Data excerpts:
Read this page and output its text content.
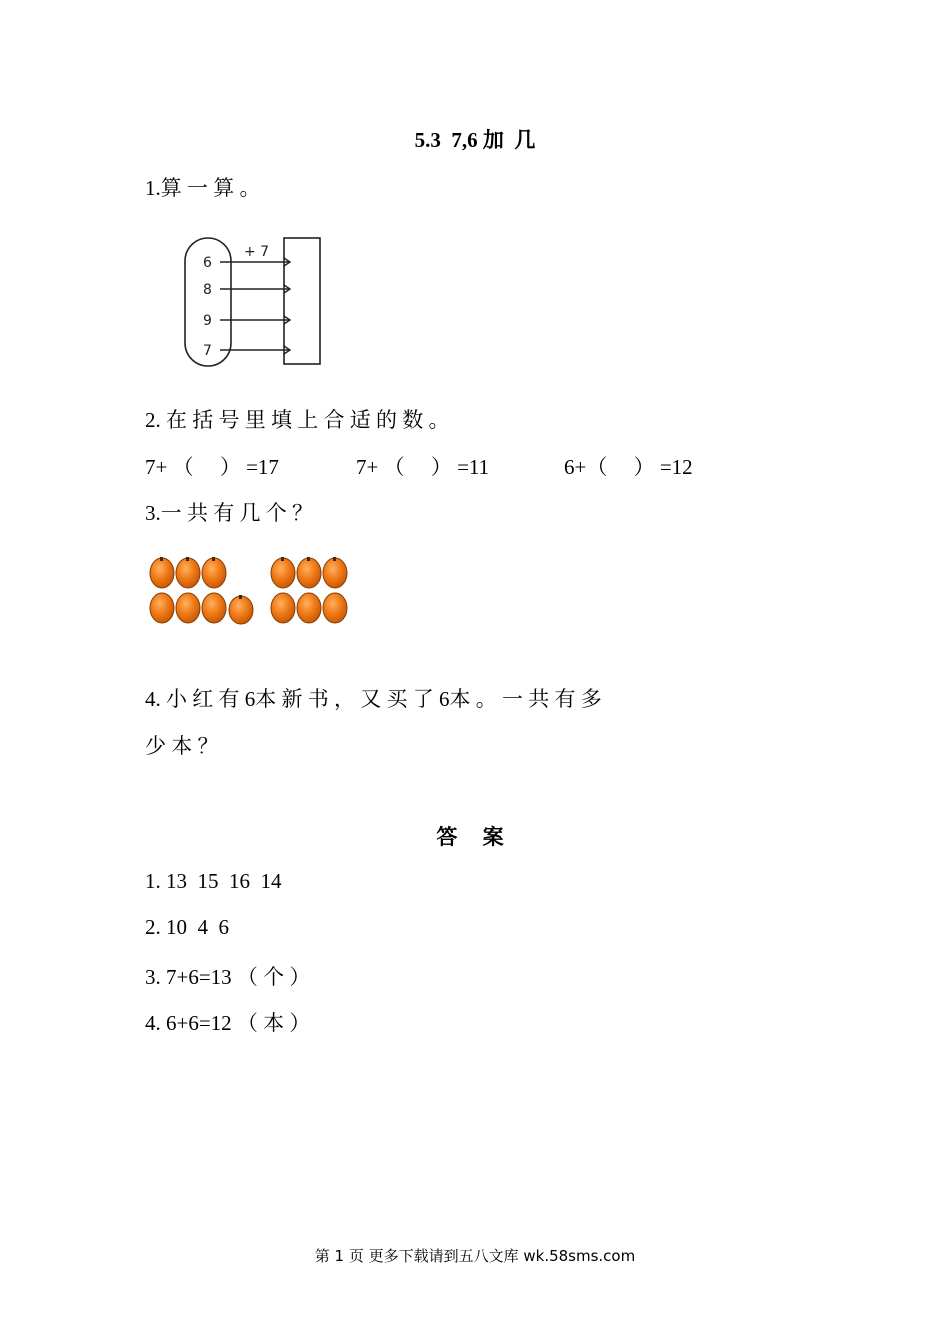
5.3  7,6 加  几
1.算 一 算 。
+ 7
6
8
9
7
2. 在 括 号 里 填 上 合 适 的 数 。
7+ （     ） =17	7+ （     ） =11	6+（     ） =12
3.一 共 有 几 个 ？
4. 小 红 有 6本 新 书 ， 又 买 了 6本 。 一 共 有 多
少 本 ？
答 案
1. 13  15  16  14
2. 10  4  6
3. 7+6=13 （ 个 ）
4. 6+6=12 （ 本 ）
第 1 页 更多下载请到五八文库 wk.58sms.com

* [Set exercise]:
Exactly reproduce each record, leaving out any pictures.

* [Result of this task]:
Read this page and output its text content.
5.3  7,6 加  几
1.算 一 算 。
+ 7
6
8
9
7
2. 在 括 号 里 填 上 合 适 的 数 。
7+ （     ） =17	7+ （     ） =11	6+（     ） =12
3.一 共 有 几 个 ？
4. 小 红 有 6本 新 书 ， 又 买 了 6本 。 一 共 有 多
少 本 ？
答 案
1. 13  15  16  14
2. 10  4  6
3. 7+6=13 （ 个 ）
4. 6+6=12 （ 本 ）
第 1 页 更多下载请到五八文库 wk.58sms.com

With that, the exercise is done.